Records
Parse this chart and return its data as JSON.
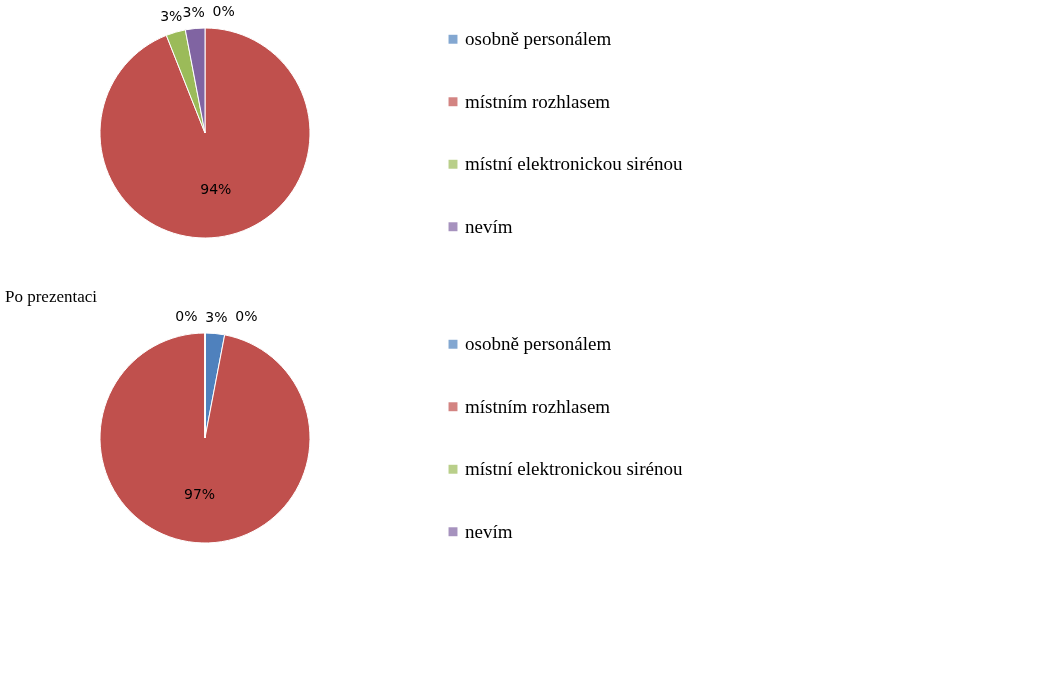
{
  "chart_data": [
    {
      "type": "pie",
      "categories": [
        "osobně personálem",
        "místním rozhlasem",
        "místní elektronickou sirénou",
        "nevím"
      ],
      "values": [
        0,
        94,
        3,
        3
      ],
      "colors": [
        "#4f81bd",
        "#c0504d",
        "#9bbb59",
        "#8064a2"
      ],
      "value_labels": [
        "0%",
        "94%",
        "3%",
        "3%"
      ],
      "legend": "right"
    },
    {
      "type": "pie",
      "title": "Po prezentaci",
      "categories": [
        "osobně personálem",
        "místním rozhlasem",
        "místní elektronickou sirénou",
        "nevím"
      ],
      "values": [
        3,
        97,
        0,
        0
      ],
      "colors": [
        "#4f81bd",
        "#c0504d",
        "#9bbb59",
        "#8064a2"
      ],
      "value_labels": [
        "3%",
        "97%",
        "0%",
        "0%"
      ],
      "legend": "right"
    }
  ]
}
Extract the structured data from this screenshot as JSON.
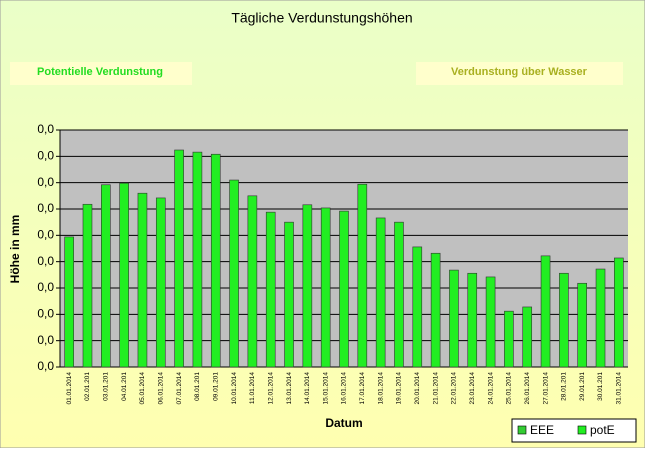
{
  "chart_data": {
    "type": "bar",
    "title": "Tägliche Verdunstungshöhen",
    "boxes": [
      "Potentielle Verdunstung",
      "Verdunstung über Wasser"
    ],
    "xlabel": "Datum",
    "ylabel": "Höhe in mm",
    "categories": [
      "01.01.2014",
      "02.01.201",
      "03.01.201",
      "04.01.201",
      "05.01.2014",
      "06.01.2014",
      "07.01.2014",
      "08.01.201",
      "09.01.201",
      "10.01.2014",
      "11.01.2014",
      "12.01.2014",
      "13.01.2014",
      "14.01.2014",
      "15.01.2014",
      "16.01.2014",
      "17.01.2014",
      "18.01.2014",
      "19.01.2014",
      "20.01.2014",
      "21.01.2014",
      "22.01.2014",
      "23.01.2014",
      "24.01.2014",
      "25.01.2014",
      "26.01.2014",
      "27.01.2014",
      "28.01.201",
      "29.01.201",
      "30.01.201",
      "31.01.2014"
    ],
    "series": [
      {
        "name": "EEE",
        "color": "#33cc33",
        "values": [
          null,
          null,
          null,
          null,
          null,
          null,
          null,
          null,
          null,
          null,
          null,
          null,
          null,
          null,
          null,
          null,
          null,
          null,
          null,
          null,
          null,
          null,
          null,
          null,
          null,
          null,
          null,
          null,
          null,
          null,
          null
        ]
      },
      {
        "name": "potE",
        "color": "#22ee22",
        "values": [
          0.0247,
          0.0309,
          0.0346,
          0.0349,
          0.033,
          0.0321,
          0.0412,
          0.0408,
          0.0404,
          0.0355,
          0.0325,
          0.0294,
          0.0275,
          0.0308,
          0.0302,
          0.0296,
          0.0347,
          0.0283,
          0.0275,
          0.0228,
          0.0216,
          0.0184,
          0.0178,
          0.0171,
          0.0106,
          0.0114,
          0.0211,
          0.0178,
          0.0159,
          0.0186,
          0.0207
        ]
      }
    ],
    "ylim": [
      0,
      0.045
    ],
    "yticks": [
      {
        "value": 0,
        "label": "0,0"
      },
      {
        "value": 0.005,
        "label": "0,0"
      },
      {
        "value": 0.01,
        "label": "0,0"
      },
      {
        "value": 0.015,
        "label": "0,0"
      },
      {
        "value": 0.02,
        "label": "0,0"
      },
      {
        "value": 0.025,
        "label": "0,0"
      },
      {
        "value": 0.03,
        "label": "0,0"
      },
      {
        "value": 0.035,
        "label": "0,0"
      },
      {
        "value": 0.04,
        "label": "0,0"
      },
      {
        "value": 0.045,
        "label": "0,0"
      }
    ],
    "grid": true
  }
}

## WHAT IS EXPECTED
Identify every line above with the string "title" in it. Copy those lines.

## TASK SOLUTION
      "title": "Po prezentaci",
    "title": "Tägliche Verdunstungshöhen",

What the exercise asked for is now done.